--- BEGIN ---
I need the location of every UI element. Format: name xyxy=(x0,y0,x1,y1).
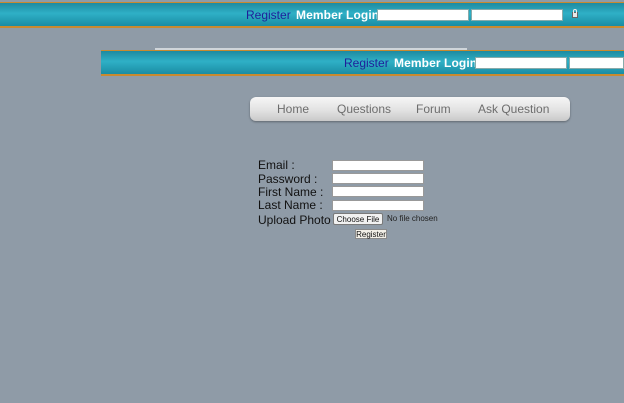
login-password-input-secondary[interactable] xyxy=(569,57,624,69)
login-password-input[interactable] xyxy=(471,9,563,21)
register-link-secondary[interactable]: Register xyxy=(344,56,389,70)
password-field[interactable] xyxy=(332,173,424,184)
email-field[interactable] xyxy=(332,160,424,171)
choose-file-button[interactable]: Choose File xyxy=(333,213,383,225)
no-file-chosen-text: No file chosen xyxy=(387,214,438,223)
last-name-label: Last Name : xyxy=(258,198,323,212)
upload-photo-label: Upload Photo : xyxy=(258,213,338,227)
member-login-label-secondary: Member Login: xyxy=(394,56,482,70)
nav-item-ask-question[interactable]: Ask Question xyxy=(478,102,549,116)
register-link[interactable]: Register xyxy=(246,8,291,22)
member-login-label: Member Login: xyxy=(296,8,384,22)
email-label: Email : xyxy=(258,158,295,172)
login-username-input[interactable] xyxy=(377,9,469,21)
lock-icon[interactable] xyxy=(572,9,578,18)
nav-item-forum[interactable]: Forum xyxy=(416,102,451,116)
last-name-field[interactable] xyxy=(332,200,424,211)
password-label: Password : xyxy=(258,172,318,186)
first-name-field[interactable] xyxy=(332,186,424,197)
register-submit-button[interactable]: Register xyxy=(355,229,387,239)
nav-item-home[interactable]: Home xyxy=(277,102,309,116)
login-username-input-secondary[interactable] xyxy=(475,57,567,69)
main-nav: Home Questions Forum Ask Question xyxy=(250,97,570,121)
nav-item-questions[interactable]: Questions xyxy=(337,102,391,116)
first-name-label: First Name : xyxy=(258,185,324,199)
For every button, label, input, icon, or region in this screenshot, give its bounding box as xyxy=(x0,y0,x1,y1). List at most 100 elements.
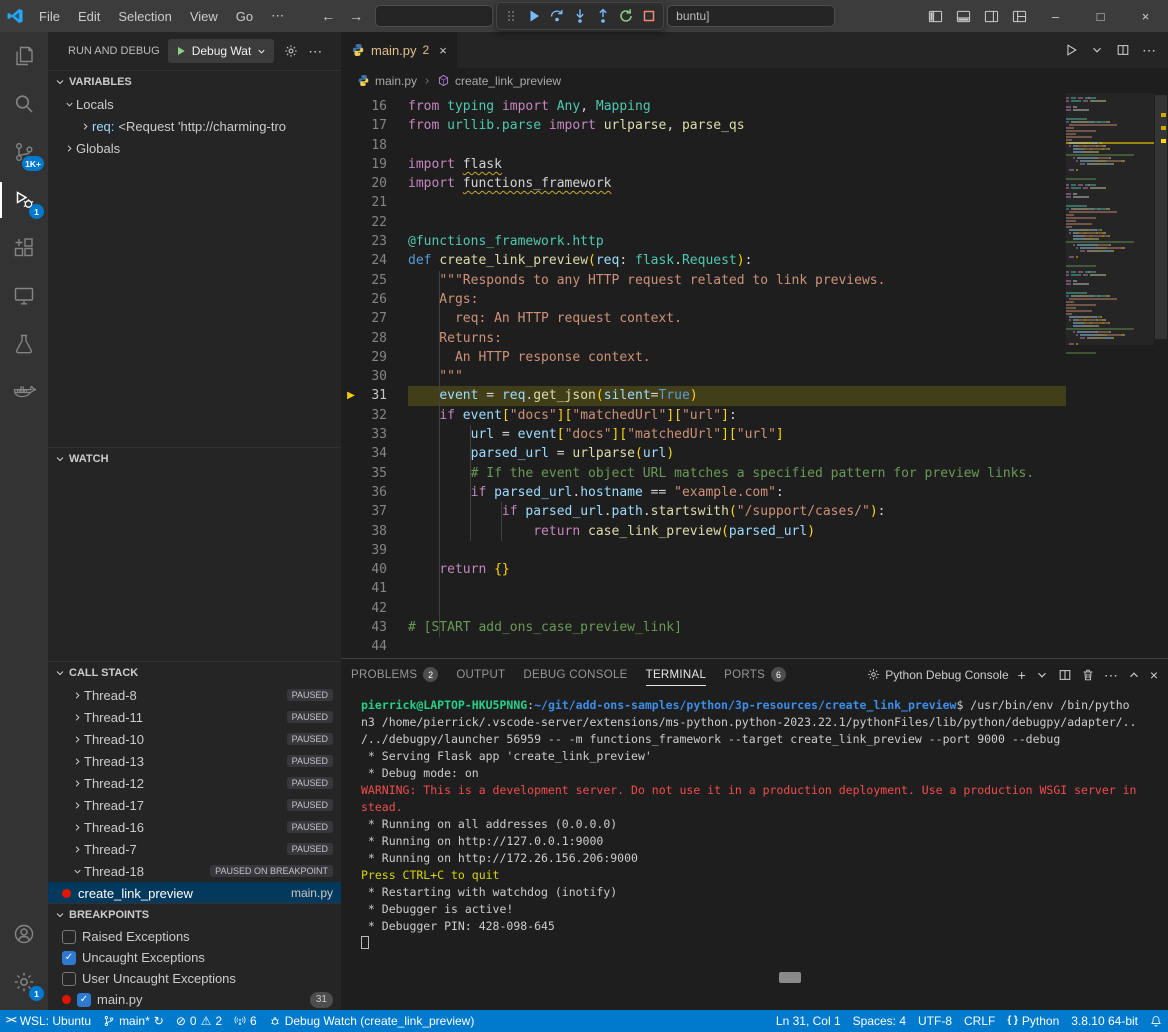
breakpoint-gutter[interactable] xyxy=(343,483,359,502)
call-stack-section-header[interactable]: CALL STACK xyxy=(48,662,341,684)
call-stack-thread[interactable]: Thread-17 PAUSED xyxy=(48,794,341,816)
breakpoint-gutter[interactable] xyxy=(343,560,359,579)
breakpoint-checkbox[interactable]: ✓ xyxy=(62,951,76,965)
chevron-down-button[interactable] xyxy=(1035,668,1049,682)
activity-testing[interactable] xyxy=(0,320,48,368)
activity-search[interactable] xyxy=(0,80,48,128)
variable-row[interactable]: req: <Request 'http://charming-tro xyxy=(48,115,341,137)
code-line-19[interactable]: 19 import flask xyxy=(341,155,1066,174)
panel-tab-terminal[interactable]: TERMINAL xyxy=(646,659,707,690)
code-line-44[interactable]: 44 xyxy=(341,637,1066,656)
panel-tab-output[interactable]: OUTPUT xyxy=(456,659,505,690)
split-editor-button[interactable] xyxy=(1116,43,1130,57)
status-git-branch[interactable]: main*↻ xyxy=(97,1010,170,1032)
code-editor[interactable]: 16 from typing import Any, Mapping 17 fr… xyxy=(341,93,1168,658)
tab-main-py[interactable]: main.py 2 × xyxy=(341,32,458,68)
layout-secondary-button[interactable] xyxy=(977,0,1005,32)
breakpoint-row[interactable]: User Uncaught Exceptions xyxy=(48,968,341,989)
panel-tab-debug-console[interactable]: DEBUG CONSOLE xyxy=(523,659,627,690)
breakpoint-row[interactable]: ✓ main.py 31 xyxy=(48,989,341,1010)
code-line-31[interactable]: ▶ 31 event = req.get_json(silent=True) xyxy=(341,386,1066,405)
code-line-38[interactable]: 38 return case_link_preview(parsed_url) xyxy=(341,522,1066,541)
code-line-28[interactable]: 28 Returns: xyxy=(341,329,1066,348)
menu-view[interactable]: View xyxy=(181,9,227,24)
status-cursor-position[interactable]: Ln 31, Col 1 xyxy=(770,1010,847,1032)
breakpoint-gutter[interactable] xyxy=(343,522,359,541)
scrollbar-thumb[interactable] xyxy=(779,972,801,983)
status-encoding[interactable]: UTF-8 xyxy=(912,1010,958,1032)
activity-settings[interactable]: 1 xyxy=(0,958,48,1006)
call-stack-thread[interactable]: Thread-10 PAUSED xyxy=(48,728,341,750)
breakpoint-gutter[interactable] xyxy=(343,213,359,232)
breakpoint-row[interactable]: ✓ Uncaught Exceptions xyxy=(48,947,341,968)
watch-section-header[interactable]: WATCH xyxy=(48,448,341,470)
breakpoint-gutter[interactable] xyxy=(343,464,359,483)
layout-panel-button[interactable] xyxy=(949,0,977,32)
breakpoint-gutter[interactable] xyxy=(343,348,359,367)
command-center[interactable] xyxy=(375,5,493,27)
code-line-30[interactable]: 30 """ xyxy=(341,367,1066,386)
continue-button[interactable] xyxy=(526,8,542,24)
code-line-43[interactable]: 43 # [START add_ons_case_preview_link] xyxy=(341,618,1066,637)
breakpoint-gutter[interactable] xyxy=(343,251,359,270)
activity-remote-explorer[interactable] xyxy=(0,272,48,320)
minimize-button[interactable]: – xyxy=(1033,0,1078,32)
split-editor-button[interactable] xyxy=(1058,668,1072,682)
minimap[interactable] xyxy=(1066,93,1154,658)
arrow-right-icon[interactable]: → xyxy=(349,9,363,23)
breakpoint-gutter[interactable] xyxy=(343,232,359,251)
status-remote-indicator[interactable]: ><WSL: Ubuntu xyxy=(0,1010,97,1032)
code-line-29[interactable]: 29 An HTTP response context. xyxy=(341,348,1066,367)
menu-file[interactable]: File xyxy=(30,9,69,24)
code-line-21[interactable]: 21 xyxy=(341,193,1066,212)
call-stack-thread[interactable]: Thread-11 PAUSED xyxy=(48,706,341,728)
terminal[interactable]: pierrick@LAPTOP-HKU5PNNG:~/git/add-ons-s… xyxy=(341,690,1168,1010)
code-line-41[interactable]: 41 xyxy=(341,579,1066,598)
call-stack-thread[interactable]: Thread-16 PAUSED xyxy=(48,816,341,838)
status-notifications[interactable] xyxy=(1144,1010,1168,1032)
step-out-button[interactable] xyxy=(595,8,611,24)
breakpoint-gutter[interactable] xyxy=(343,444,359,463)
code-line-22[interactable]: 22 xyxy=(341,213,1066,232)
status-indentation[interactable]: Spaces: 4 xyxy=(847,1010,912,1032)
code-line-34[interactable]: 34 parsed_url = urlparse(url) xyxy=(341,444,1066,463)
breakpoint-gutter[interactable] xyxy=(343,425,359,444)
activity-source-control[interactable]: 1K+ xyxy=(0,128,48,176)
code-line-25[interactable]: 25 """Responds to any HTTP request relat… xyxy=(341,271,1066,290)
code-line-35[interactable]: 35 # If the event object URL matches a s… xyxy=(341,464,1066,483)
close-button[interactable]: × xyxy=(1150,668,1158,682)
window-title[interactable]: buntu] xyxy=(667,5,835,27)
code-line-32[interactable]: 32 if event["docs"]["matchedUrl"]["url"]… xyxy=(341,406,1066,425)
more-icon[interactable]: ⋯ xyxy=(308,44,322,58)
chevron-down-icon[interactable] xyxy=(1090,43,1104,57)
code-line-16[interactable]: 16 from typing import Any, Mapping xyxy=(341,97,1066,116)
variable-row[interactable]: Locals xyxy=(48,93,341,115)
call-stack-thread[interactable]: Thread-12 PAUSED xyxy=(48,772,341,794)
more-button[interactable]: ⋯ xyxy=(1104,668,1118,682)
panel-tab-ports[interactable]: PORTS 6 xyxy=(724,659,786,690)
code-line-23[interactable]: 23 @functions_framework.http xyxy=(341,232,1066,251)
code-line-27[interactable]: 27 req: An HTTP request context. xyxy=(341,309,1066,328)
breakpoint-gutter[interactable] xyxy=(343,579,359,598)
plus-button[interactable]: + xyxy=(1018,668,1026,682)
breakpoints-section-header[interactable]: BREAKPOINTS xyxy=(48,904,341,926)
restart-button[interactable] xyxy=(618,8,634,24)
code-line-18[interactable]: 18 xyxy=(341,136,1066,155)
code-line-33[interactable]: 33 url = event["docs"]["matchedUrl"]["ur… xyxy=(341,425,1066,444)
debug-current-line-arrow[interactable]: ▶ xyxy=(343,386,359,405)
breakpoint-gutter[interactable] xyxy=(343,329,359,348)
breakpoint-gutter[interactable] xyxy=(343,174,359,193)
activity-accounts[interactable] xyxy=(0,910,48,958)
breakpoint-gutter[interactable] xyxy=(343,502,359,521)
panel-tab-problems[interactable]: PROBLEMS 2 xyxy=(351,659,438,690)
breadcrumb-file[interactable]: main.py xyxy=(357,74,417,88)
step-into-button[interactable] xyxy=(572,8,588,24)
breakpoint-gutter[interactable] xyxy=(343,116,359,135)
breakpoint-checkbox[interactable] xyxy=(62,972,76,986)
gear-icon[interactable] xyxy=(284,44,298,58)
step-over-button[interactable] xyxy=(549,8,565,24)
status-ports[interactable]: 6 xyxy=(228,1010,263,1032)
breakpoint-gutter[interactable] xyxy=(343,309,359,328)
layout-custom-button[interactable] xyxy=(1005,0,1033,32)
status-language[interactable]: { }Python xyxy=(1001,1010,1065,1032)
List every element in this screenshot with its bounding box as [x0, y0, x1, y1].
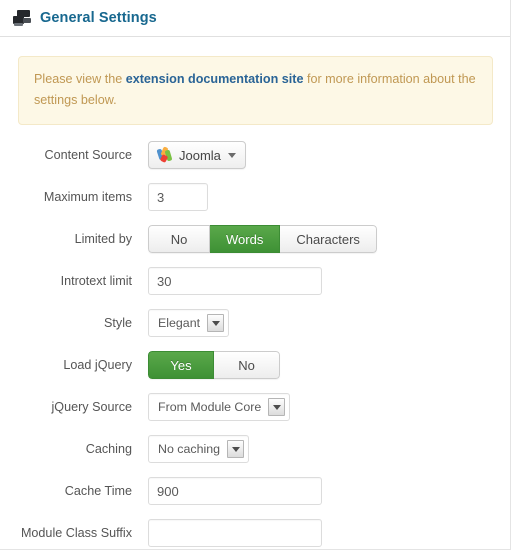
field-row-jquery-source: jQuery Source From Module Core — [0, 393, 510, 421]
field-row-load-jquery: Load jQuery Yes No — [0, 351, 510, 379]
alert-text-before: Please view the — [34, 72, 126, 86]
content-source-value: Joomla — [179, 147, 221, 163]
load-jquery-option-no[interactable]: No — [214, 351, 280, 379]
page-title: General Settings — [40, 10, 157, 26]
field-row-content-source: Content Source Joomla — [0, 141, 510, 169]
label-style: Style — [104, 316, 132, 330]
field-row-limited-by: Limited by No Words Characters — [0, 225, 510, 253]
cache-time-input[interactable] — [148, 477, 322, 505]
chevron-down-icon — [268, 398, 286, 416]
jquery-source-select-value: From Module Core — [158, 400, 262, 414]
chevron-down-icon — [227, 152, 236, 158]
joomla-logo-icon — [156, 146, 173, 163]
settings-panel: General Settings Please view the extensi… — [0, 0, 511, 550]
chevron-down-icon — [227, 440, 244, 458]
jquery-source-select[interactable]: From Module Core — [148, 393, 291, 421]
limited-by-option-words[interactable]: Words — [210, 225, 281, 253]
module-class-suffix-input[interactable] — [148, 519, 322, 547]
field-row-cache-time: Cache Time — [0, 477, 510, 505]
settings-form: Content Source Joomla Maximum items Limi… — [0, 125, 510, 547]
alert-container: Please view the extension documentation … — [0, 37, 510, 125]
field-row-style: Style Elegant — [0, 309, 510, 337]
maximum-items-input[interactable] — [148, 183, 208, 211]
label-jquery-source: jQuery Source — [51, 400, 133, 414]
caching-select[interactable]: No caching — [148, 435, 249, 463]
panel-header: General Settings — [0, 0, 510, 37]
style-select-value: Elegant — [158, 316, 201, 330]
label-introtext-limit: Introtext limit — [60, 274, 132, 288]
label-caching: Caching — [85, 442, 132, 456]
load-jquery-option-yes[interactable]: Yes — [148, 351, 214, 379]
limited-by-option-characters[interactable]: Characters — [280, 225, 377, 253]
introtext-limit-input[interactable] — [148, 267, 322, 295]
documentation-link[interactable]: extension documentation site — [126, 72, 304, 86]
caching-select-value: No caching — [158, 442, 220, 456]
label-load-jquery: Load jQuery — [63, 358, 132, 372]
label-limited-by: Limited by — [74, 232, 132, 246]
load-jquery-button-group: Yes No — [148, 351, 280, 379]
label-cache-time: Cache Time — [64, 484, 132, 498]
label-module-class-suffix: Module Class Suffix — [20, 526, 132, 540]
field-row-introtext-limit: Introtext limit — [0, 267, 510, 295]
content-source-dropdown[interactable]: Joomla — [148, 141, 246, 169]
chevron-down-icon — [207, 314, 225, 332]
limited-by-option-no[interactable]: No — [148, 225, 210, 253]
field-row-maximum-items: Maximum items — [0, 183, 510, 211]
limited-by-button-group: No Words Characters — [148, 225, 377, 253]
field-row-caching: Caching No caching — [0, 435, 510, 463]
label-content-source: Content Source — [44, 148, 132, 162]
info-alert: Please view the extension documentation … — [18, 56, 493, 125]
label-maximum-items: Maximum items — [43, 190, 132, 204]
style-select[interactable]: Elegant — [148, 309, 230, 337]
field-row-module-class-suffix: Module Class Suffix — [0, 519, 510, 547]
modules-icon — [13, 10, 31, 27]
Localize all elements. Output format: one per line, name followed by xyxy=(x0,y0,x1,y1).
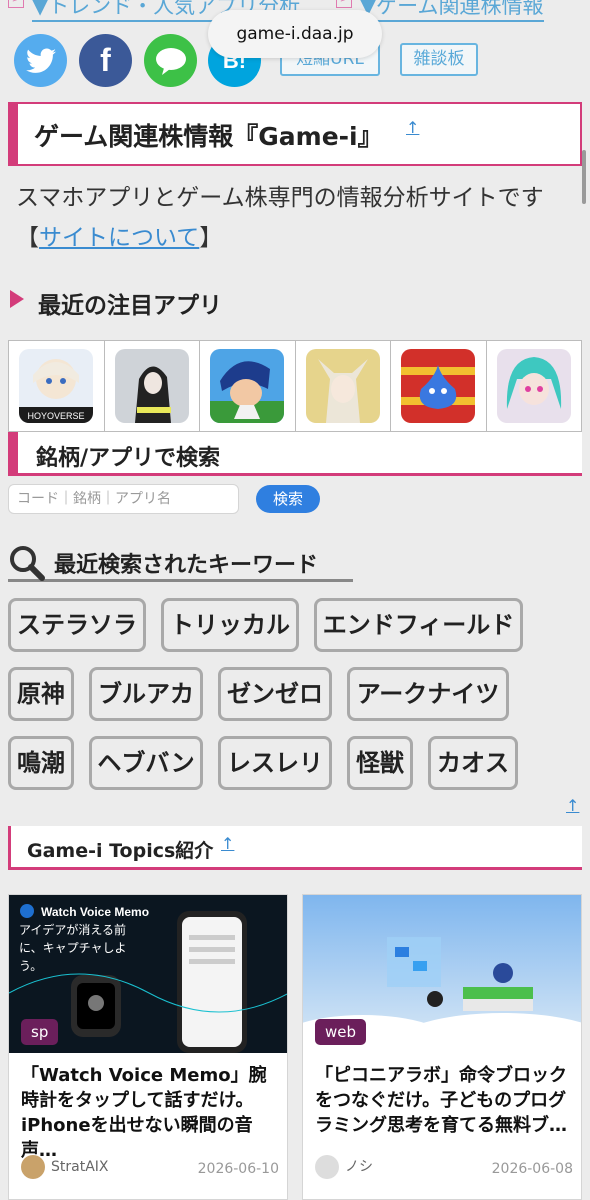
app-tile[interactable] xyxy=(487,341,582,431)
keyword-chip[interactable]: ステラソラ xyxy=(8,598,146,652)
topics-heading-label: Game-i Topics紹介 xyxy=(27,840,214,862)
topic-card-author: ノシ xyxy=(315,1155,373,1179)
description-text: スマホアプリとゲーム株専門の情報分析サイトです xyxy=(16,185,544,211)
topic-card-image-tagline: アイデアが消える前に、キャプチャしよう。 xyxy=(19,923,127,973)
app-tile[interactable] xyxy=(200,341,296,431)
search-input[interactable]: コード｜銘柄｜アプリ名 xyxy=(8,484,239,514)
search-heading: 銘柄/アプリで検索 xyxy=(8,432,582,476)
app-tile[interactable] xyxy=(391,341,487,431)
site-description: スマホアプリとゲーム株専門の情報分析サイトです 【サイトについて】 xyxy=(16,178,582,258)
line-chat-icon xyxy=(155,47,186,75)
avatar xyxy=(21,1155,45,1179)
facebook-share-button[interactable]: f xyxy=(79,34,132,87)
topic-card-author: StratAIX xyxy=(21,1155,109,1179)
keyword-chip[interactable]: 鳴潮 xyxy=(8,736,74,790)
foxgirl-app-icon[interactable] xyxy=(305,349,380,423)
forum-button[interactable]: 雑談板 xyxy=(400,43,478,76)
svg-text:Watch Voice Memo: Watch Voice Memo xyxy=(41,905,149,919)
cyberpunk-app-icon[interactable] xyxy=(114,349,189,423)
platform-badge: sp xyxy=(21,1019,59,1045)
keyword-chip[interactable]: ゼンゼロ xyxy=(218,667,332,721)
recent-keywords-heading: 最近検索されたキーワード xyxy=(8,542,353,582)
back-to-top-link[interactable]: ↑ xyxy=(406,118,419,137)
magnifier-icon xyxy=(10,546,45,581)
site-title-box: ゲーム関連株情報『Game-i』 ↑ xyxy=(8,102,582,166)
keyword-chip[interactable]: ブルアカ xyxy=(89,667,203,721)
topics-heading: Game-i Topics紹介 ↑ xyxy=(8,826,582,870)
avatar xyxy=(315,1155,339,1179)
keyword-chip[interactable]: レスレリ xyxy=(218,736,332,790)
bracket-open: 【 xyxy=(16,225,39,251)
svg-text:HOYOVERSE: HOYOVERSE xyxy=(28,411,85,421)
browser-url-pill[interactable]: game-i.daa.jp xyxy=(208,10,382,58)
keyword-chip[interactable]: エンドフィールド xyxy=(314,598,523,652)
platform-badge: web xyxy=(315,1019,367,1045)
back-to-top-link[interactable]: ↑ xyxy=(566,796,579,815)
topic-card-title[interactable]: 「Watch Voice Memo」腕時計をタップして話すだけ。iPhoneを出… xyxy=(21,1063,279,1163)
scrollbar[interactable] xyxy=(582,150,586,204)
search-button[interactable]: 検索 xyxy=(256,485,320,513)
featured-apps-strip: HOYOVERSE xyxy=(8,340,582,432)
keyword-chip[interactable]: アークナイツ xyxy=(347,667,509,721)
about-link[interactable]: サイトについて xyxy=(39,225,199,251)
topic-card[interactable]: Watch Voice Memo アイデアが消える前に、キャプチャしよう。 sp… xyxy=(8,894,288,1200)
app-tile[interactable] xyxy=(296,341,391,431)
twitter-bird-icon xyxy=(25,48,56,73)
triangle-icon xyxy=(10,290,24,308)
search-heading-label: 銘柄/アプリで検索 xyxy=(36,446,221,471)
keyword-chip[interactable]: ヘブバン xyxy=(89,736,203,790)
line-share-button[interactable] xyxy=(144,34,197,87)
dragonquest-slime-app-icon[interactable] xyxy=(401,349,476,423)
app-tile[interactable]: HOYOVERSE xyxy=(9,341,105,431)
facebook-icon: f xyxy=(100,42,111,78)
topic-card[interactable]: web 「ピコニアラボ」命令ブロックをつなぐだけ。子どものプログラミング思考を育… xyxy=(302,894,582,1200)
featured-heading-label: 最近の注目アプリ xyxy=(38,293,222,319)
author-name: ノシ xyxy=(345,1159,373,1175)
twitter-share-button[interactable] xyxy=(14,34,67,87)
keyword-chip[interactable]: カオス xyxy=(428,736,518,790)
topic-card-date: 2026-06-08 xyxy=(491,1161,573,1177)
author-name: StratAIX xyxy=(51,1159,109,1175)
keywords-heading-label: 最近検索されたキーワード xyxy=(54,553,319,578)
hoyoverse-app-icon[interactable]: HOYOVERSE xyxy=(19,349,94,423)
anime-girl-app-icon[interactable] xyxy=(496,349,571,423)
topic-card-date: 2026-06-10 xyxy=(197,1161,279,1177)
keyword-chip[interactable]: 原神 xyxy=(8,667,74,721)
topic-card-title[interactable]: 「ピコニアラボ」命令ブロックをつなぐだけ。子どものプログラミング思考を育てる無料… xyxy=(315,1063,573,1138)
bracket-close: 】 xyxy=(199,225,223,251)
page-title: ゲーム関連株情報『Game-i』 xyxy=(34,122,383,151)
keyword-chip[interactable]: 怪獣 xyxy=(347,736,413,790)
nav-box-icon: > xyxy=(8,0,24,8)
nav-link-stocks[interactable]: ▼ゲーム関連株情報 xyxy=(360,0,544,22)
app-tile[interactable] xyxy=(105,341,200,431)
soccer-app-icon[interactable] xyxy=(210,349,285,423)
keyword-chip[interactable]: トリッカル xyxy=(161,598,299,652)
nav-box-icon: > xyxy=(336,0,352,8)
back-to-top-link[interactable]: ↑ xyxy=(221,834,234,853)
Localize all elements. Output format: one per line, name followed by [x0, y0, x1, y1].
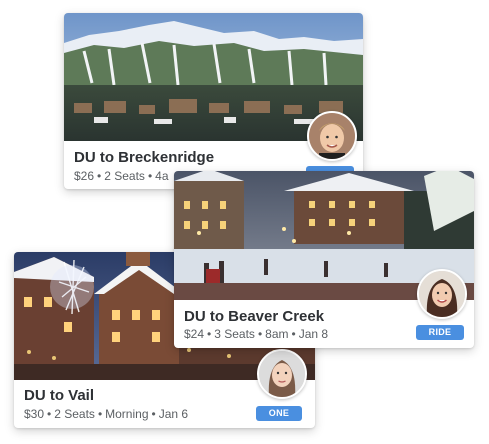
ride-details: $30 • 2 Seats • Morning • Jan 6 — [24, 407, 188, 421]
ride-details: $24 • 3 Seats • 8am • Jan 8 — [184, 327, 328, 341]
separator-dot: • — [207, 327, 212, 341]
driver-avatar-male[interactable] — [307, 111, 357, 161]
--- END ---
**Required task:** In the entries from the line containing "field-row-jquery-source: jQuery Source" through the line containing "chevron-down-icon — [268, 398, 286, 416]", substitute "WordPress" for "Joomla" and reproduce only those lines, leaving everything else unchanged.

**Solution:**
field-row-jquery-source: jQuery Source From Module Core — [0, 393, 510, 421]
field-row-load-jquery: Load jQuery Yes No — [0, 351, 510, 379]
alert-text-before: Please view the — [34, 72, 126, 86]
content-source-value: WordPress — [179, 147, 221, 163]
load-jquery-option-no[interactable]: No — [214, 351, 280, 379]
page-title: General Settings — [40, 10, 157, 26]
field-row-content-source: Content Source WordPress — [0, 141, 510, 169]
label-style: Style — [104, 316, 132, 330]
field-row-limited-by: Limited by No Words Characters — [0, 225, 510, 253]
cache-time-input[interactable] — [148, 477, 322, 505]
chevron-down-icon — [268, 398, 286, 416]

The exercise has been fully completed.